[START Given passage]

Composting in the Rain

Despite my occasional irritations with way the boys continue to remain so close by my side, there are upsides to their lingering dependence on me. I can still redirect muddles between them by simply leaving the room, a perfect curveball. This morning, I quelled an escalating feud between them in the living room, one I was almost ready to fuel with my own frustration, by halting mid-step, turning round and retreating to the mudroom, where I silently baffled them as I put on my socks and boots and headed out into the yard. They watched me from the stoop as I opened the shed door, near the garage, and began excavating hoes, cultivators and shovels from an ethereal matrix of dusty cobwebs, spreading them like battle artillery, single-file, to rest along a low-lying branch. And within minutes, both were eagerly digging into the understory of a giant oak tree in the front yard, heaving shovelsful of composted peat into random piles around me.

Chas soon began to look for earthworms. Crouching over the dugout, in the space I’d carved beneath the tree, he picked fat glossy creepers between his fingers and carried them around the yard, through the house for a little while, taking them on a helpless tour of distraction before returning to my side. As if he’d forgotten it was still in his hand, Chas would ask to take another bath (perhaps his third?), doe-eyed and head tilted, and I’d look down at his hand to find another gleaming, limp, pinched annelid. “I wanna put him in the bathtub,” he’d say, quite matter-of-factly. And I’d have to disagree, smiling apologetically, as I turned the compost in the drizzling rain.

Order in the Pattern of Corrugated Cardboard

We’re still unpacking. The front entry to the house offers a mudroom, which we’ve cluttered with towers of broken-down boxes, and I have to climb over these in order to get in and out of my studio, which is also half-unpacked and, incidentally, chilly. In a former life, this room was a sunroom. Now, I have a pile of baskets in one corner, plastic binfuls of fabric, open boxes of different art mediums: an encaustics box, a box of kid’s art supplies (mostly kid-claimed art media made for grownups, since I insist they use the “real” stuff under my supervision), a box of stationery supplies, textile paints, watercolors, the list goes on and I wish it would never end, but it does. I’m short on space.

I’m finding a rhythm again with the kids, home-based, and feeling more stable. Last week I made a daily schedule, surprisingly fascist in its organization, and I started using it throughout the day as lifeline in this sea of chaos I sail with these two wildchildren. I noticed myself returning to the paper mostly during the early afternoon hours, reminding myself that it was quiet time, and following up with whatever needed to be done at the moment so that I’d stay on course. I found it oddly relaxing, comforting, knowing that this happens at such-and-such time and that happens at 2:30, so there was no guesswork or thinking on the fly about what to do next. For so long I’d been in transition-mode, hungry flotsam ready for anchor. It’s not enough to have the house, have the stuff, have the cars, and have the heat on. In my case, as with probably anyone, it’s not really home until you start to sink into the saddle and ride from the seat. Not quite autopilot, but operating more fluidly. Gracefully?

[END Given passage]
[START Data section]

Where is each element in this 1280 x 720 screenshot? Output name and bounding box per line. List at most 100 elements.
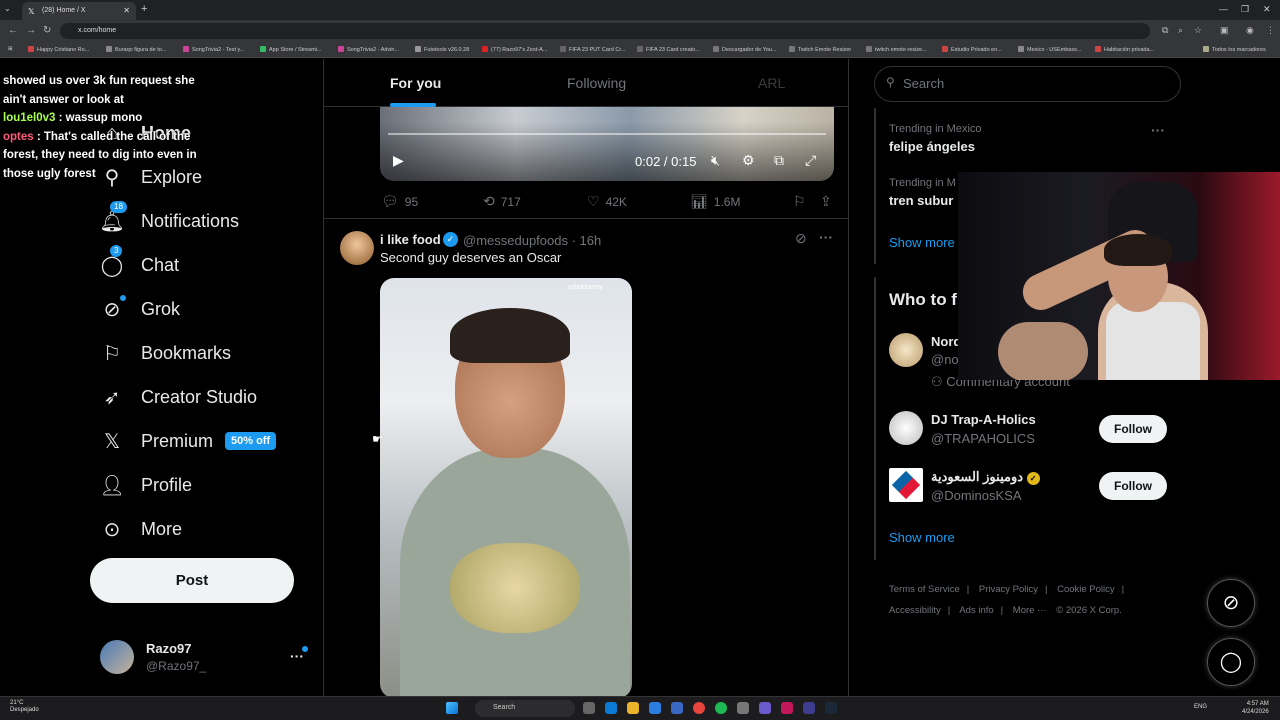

[END Data section]

Objective — In the passage on composting and unpacking, why does the writer find the daily schedule relaxing? Answer in one to three sentences.

Written reply — The schedule set what happens at which time, such as something at 2:30. That removed the guesswork and the need to think on the fly about what to do next.